> _DATA TO USE_
· · · · ·
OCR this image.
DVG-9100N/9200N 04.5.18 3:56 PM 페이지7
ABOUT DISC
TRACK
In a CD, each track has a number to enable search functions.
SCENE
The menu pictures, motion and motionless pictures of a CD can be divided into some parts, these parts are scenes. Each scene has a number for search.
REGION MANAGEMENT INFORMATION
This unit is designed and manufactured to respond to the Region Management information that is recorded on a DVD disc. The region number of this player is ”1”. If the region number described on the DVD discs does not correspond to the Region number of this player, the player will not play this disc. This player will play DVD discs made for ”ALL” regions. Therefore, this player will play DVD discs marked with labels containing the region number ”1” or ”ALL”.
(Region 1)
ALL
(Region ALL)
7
· · · · ·
> _TASK STATEMENT_
Output each entry precisely as given.

> _EXPECTED ANSWER_
OCR this image.
DVG-9100N/9200N 04.5.18 3:56 PM 페이지7
ABOUT DISC
TRACK
In a CD, each track has a number to enable search functions.
SCENE
The menu pictures, motion and motionless pictures of a CD can be divided into some parts, these parts are scenes. Each scene has a number for search.
REGION MANAGEMENT INFORMATION
This unit is designed and manufactured to respond to the Region Management information that is recorded on a DVD disc. The region number of this player is ”1”. If the region number described on the DVD discs does not correspond to the Region number of this player, the player will not play this disc. This player will play DVD discs made for ”ALL” regions. Therefore, this player will play DVD discs marked with labels containing the region number ”1” or ”ALL”.
(Region 1)
ALL
(Region ALL)
7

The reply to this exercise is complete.